»»

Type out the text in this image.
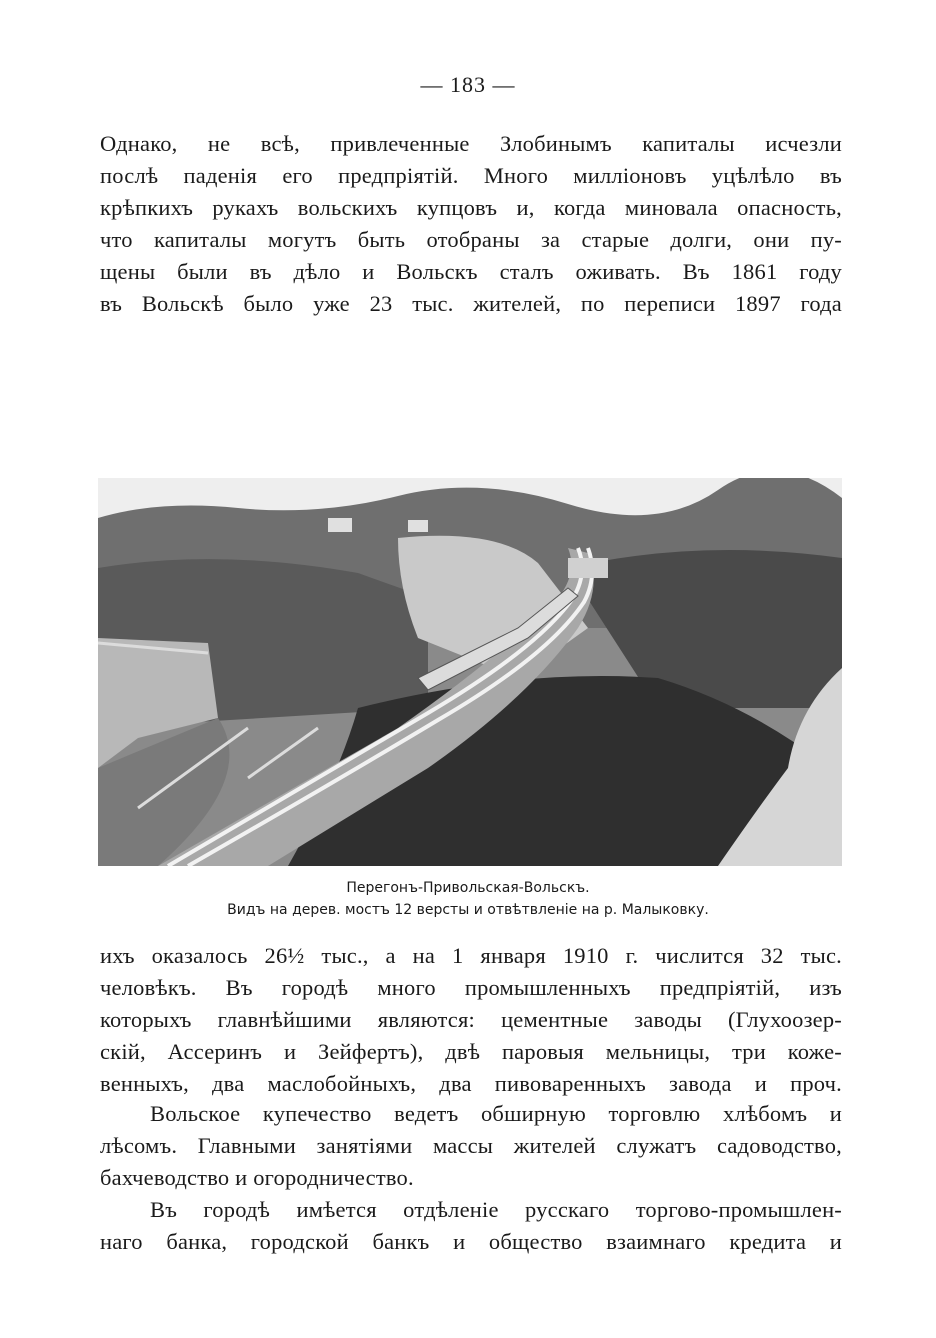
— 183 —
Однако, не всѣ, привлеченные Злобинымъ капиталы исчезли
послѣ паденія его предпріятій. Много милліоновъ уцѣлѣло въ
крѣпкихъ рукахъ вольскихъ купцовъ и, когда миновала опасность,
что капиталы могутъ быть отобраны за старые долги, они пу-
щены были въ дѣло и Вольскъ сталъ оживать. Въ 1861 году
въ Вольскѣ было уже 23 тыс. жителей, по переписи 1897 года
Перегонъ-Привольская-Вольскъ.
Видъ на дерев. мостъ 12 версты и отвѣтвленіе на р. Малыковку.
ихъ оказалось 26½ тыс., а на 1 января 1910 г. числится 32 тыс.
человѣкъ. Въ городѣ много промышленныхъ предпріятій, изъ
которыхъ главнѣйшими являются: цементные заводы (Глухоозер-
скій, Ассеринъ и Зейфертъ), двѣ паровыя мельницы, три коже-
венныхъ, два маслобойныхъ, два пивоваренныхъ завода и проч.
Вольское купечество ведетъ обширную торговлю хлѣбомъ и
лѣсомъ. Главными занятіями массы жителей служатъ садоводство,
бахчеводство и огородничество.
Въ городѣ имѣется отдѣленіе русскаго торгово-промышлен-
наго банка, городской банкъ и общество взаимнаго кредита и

««

## DIRECTIONS
Quote the records in their entirety, keeping the wording exact and excluding pictures.

## SOLUTION TO THIS TASK
Type out the text in this image.
— 183 —
Однако, не всѣ, привлеченные Злобинымъ капиталы исчезли
послѣ паденія его предпріятій. Много милліоновъ уцѣлѣло въ
крѣпкихъ рукахъ вольскихъ купцовъ и, когда миновала опасность,
что капиталы могутъ быть отобраны за старые долги, они пу-
щены были въ дѣло и Вольскъ сталъ оживать. Въ 1861 году
въ Вольскѣ было уже 23 тыс. жителей, по переписи 1897 года
Перегонъ-Привольская-Вольскъ.
Видъ на дерев. мостъ 12 версты и отвѣтвленіе на р. Малыковку.
ихъ оказалось 26½ тыс., а на 1 января 1910 г. числится 32 тыс.
человѣкъ. Въ городѣ много промышленныхъ предпріятій, изъ
которыхъ главнѣйшими являются: цементные заводы (Глухоозер-
скій, Ассеринъ и Зейфертъ), двѣ паровыя мельницы, три коже-
венныхъ, два маслобойныхъ, два пивоваренныхъ завода и проч.
Вольское купечество ведетъ обширную торговлю хлѣбомъ и
лѣсомъ. Главными занятіями массы жителей служатъ садоводство,
бахчеводство и огородничество.
Въ городѣ имѣется отдѣленіе русскаго торгово-промышлен-
наго банка, городской банкъ и общество взаимнаго кредита и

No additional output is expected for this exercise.